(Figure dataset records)
┄┄┄┄┄┄┄┄┄┄┄┄┄┄┄┄┄┄┄┄
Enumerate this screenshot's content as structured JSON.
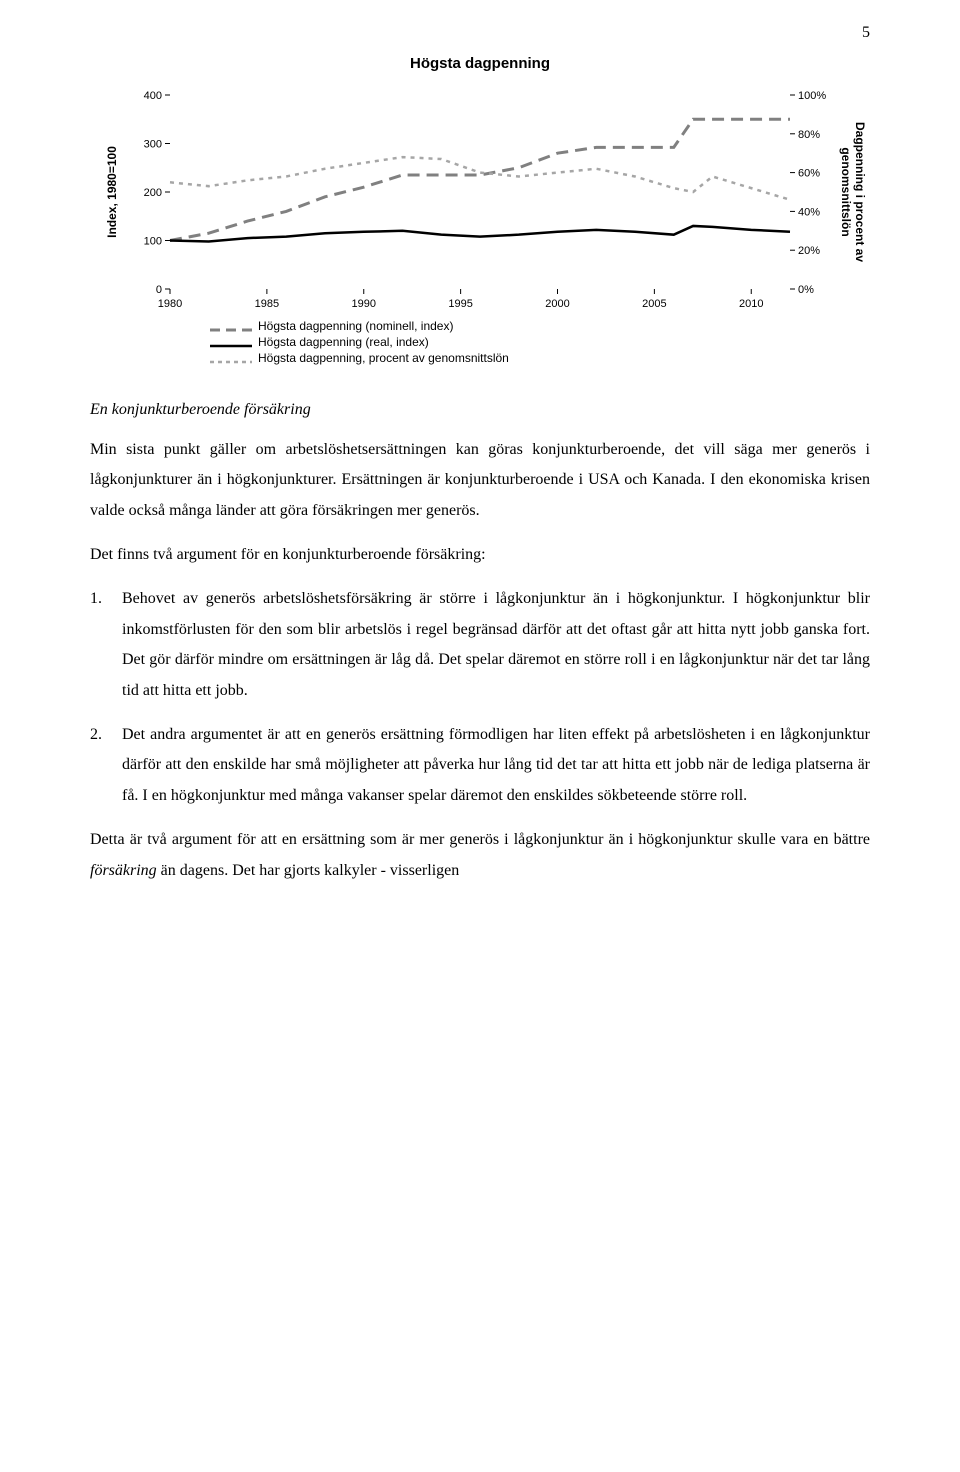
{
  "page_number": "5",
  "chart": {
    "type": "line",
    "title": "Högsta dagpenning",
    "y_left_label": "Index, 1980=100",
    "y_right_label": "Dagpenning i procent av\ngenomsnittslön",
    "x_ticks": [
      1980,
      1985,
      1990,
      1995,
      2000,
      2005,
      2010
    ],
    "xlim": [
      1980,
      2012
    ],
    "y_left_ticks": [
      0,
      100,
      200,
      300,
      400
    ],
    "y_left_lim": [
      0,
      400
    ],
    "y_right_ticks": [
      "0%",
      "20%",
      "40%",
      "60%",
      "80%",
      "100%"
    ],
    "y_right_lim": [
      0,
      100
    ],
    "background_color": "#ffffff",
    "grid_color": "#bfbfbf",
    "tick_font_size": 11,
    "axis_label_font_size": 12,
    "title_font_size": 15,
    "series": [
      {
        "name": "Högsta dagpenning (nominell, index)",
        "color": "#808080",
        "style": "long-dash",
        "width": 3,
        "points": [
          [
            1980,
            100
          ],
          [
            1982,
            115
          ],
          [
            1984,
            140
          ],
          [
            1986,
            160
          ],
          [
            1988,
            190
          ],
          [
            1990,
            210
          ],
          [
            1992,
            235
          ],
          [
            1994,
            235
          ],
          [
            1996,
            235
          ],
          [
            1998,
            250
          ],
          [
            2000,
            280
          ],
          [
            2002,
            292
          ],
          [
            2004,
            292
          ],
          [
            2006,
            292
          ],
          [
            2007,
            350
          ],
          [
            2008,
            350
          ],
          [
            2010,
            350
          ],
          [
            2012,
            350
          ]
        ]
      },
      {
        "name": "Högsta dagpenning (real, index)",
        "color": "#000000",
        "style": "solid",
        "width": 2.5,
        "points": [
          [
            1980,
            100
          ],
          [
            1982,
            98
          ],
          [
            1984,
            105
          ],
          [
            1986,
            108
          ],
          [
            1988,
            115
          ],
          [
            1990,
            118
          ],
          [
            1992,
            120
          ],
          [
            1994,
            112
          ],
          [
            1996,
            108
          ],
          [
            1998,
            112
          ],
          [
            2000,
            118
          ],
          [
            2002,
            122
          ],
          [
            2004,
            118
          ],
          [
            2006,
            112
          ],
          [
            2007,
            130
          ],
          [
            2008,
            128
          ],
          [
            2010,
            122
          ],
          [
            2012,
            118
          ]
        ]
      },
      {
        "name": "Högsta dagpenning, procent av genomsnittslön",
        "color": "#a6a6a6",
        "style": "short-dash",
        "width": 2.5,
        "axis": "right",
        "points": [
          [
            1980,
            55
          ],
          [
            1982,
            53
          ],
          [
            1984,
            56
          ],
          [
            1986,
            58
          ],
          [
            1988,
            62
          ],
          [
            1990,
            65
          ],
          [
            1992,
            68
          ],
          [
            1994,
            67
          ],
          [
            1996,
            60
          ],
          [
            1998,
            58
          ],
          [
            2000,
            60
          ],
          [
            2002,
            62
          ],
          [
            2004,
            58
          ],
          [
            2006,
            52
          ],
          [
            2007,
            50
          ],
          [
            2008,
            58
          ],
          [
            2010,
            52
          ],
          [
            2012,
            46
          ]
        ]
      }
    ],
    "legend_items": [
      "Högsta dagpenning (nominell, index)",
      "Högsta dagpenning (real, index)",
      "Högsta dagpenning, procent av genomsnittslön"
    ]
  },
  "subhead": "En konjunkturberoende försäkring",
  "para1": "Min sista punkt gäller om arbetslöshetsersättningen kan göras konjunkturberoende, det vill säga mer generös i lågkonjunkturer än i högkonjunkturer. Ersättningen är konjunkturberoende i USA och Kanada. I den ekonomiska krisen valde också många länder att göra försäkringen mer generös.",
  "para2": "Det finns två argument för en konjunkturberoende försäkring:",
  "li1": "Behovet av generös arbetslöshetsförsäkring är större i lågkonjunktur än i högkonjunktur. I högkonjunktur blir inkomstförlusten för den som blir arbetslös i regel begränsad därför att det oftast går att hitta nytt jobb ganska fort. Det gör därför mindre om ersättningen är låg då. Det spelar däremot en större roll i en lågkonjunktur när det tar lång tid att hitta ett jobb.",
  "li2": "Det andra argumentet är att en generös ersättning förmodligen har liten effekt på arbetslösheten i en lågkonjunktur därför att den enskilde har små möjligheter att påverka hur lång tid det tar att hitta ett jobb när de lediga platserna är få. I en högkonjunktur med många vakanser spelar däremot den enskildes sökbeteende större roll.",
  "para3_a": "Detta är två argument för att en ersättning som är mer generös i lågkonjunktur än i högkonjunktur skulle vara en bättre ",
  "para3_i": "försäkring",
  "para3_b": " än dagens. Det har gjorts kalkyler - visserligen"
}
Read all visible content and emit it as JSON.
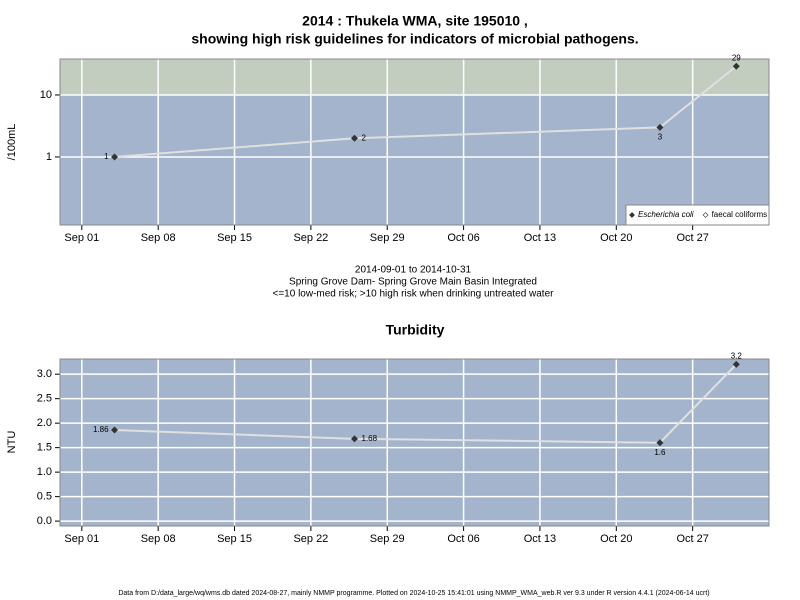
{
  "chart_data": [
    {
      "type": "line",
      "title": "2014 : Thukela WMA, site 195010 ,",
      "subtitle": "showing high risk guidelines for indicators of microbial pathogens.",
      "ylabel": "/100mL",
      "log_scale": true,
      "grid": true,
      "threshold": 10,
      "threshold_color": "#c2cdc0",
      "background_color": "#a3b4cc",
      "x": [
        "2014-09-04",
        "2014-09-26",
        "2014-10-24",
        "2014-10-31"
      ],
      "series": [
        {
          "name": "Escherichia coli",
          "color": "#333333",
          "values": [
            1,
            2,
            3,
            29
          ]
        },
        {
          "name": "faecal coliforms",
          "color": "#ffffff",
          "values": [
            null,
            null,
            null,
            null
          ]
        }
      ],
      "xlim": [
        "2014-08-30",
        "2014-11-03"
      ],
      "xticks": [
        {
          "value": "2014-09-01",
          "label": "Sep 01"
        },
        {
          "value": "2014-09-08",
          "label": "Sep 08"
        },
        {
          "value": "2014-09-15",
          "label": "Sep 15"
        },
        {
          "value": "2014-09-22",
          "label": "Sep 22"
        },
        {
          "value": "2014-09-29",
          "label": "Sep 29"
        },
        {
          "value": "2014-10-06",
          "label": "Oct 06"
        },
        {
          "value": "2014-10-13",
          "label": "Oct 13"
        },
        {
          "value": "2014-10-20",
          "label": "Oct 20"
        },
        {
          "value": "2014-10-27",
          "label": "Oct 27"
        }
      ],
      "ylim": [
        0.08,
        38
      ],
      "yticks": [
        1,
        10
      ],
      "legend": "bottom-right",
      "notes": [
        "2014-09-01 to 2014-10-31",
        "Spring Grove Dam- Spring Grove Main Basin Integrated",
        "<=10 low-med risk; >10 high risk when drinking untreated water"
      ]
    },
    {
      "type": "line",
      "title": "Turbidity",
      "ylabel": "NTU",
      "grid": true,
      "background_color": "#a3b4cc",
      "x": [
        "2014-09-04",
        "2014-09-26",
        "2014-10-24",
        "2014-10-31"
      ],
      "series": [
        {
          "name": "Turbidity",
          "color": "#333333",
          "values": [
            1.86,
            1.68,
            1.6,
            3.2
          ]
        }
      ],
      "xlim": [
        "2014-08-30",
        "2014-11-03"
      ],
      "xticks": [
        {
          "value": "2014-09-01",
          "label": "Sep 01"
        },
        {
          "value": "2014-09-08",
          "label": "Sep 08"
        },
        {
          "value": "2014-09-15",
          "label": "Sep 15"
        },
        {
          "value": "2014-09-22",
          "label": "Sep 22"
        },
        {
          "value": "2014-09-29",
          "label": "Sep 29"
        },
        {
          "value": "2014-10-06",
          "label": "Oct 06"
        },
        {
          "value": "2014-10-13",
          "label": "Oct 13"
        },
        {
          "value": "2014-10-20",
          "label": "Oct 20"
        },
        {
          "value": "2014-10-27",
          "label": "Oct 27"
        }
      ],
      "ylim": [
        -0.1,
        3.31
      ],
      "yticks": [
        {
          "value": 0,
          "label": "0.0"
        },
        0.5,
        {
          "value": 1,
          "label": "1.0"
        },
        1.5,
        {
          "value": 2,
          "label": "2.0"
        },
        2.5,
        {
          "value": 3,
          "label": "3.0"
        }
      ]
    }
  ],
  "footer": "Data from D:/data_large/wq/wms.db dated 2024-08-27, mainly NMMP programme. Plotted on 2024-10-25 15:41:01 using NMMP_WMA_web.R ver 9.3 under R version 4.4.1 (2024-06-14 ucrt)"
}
┄┄┄┄┄┄┄┄┄┄┄┄┄┄┄┄┄┄┄┄
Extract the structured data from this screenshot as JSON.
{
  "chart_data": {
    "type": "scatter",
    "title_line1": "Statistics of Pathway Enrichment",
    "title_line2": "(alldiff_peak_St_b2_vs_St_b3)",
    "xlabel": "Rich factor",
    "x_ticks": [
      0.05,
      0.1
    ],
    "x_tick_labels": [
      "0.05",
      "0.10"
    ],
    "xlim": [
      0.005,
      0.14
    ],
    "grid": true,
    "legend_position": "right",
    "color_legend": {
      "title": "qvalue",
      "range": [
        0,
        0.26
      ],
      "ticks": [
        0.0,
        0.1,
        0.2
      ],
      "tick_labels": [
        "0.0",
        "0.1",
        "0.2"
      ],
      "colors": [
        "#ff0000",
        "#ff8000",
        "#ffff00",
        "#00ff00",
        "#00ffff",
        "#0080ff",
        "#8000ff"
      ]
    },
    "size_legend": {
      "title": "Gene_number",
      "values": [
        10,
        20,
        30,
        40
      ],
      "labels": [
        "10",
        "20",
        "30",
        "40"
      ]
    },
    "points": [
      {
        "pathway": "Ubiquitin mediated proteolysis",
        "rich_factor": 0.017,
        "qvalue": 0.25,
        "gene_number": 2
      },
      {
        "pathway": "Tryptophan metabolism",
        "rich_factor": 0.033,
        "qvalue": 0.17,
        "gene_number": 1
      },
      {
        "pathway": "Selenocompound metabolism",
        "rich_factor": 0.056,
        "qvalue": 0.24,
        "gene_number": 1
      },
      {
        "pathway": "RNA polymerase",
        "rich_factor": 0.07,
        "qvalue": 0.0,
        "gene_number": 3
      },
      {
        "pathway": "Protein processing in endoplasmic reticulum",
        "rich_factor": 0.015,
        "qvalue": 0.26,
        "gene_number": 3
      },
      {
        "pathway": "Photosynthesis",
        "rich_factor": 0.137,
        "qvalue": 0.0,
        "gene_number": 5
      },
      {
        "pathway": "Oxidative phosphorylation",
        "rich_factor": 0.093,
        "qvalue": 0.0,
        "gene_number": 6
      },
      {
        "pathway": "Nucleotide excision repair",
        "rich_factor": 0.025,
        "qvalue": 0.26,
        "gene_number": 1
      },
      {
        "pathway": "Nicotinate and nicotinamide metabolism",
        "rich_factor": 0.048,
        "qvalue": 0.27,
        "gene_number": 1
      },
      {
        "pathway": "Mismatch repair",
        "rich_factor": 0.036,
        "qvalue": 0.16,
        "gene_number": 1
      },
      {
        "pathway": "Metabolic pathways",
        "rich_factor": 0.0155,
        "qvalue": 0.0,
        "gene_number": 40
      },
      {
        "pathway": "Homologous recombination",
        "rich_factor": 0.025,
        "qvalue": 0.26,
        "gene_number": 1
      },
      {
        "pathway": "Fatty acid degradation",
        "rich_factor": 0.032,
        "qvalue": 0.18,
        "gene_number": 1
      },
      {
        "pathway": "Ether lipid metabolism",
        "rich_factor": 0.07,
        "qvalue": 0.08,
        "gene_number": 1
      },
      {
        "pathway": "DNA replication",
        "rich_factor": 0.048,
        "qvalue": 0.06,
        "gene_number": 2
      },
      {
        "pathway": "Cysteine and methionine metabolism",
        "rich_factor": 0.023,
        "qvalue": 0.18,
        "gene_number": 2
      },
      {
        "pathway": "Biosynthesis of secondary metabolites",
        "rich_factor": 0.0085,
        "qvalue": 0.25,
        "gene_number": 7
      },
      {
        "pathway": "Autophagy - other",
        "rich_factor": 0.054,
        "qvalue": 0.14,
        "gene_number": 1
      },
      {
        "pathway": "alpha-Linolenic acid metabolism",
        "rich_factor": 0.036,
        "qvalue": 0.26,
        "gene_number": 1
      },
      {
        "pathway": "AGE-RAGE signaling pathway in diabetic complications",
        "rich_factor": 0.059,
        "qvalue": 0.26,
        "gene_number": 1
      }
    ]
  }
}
┄┄┄┄┄┄┄┄┄┄┄┄┄┄┄┄┄┄┄┄
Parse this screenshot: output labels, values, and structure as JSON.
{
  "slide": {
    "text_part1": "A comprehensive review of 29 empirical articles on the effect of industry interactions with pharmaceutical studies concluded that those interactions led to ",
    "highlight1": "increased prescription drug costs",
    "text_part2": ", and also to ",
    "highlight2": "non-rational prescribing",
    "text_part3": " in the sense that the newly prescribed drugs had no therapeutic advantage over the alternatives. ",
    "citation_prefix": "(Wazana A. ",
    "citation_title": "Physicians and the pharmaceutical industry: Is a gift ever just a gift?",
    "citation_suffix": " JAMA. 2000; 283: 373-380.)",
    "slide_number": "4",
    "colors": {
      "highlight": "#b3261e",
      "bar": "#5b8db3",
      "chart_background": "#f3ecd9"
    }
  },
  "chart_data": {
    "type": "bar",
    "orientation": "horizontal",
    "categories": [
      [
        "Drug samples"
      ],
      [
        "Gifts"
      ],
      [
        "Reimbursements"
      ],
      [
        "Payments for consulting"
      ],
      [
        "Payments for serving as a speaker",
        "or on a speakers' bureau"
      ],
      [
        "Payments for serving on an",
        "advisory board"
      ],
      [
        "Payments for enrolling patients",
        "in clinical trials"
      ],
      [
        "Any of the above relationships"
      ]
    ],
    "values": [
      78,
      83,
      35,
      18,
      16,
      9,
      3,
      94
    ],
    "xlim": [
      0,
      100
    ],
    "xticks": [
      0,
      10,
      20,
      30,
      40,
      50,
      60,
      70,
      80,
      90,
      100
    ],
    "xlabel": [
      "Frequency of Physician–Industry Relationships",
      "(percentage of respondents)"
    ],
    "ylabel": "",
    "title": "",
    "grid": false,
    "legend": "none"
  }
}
┄┄┄┄┄┄┄┄┄┄┄┄┄┄┄┄┄┄┄┄
## Exercise:
Among the lines above, find those with the string "name" and copy them.

## Exercise result:
        "name": "Högsta dagpenning (nominell, index)",
        "name": "Högsta dagpenning (real, index)",
        "name": "Högsta dagpenning, procent av genomsnittslön",
          "name": "Escherichia coli",
          "name": "faecal coliforms",
          "name": "Turbidity",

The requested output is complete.